### WHAT YOU SHOULD DO
Only the lines from the line containing "What does this" to the end of the entries should be repeated, exactly as they appear.

--- Begin DATA SUPPLIED ---

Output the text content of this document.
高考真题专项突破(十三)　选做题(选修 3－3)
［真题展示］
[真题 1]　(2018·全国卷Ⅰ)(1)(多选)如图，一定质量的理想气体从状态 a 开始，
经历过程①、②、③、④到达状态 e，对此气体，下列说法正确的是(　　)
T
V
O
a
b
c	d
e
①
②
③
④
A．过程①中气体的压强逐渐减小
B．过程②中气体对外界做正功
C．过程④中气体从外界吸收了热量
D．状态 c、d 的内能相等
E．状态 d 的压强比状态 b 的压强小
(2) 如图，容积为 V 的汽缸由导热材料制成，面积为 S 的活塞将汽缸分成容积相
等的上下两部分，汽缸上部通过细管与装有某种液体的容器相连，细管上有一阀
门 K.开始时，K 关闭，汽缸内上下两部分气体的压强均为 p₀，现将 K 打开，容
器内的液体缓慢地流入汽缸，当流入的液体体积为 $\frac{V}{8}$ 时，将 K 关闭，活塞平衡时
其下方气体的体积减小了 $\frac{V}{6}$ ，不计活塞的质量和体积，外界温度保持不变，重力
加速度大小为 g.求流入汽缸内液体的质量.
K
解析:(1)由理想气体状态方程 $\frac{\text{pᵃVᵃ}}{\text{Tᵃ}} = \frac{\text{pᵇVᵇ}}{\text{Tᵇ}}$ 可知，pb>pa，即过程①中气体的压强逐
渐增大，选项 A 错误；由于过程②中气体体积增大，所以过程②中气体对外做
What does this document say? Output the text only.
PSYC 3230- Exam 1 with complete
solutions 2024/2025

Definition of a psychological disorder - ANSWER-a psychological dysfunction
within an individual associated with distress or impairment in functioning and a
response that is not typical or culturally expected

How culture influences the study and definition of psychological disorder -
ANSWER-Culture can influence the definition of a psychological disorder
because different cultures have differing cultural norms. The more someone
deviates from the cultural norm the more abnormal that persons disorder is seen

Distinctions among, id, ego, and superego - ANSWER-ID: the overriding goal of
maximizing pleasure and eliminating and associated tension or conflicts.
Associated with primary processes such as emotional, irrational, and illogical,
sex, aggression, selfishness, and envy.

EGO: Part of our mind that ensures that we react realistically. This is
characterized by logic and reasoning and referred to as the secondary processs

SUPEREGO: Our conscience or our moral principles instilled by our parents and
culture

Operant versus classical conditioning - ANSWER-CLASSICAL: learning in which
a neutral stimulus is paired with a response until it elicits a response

--- End DATA SUPPLIED ---

### RESPONSE TO THE TASK
What does this document say? Output the text only.
PSYC 3230- Exam 1 with complete
solutions 2024/2025

Definition of a psychological disorder - ANSWER-a psychological dysfunction
within an individual associated with distress or impairment in functioning and a
response that is not typical or culturally expected

How culture influences the study and definition of psychological disorder -
ANSWER-Culture can influence the definition of a psychological disorder
because different cultures have differing cultural norms. The more someone
deviates from the cultural norm the more abnormal that persons disorder is seen

Distinctions among, id, ego, and superego - ANSWER-ID: the overriding goal of
maximizing pleasure and eliminating and associated tension or conflicts.
Associated with primary processes such as emotional, irrational, and illogical,
sex, aggression, selfishness, and envy.

EGO: Part of our mind that ensures that we react realistically. This is
characterized by logic and reasoning and referred to as the secondary processs

SUPEREGO: Our conscience or our moral principles instilled by our parents and
culture

Operant versus classical conditioning - ANSWER-CLASSICAL: learning in which
a neutral stimulus is paired with a response until it elicits a response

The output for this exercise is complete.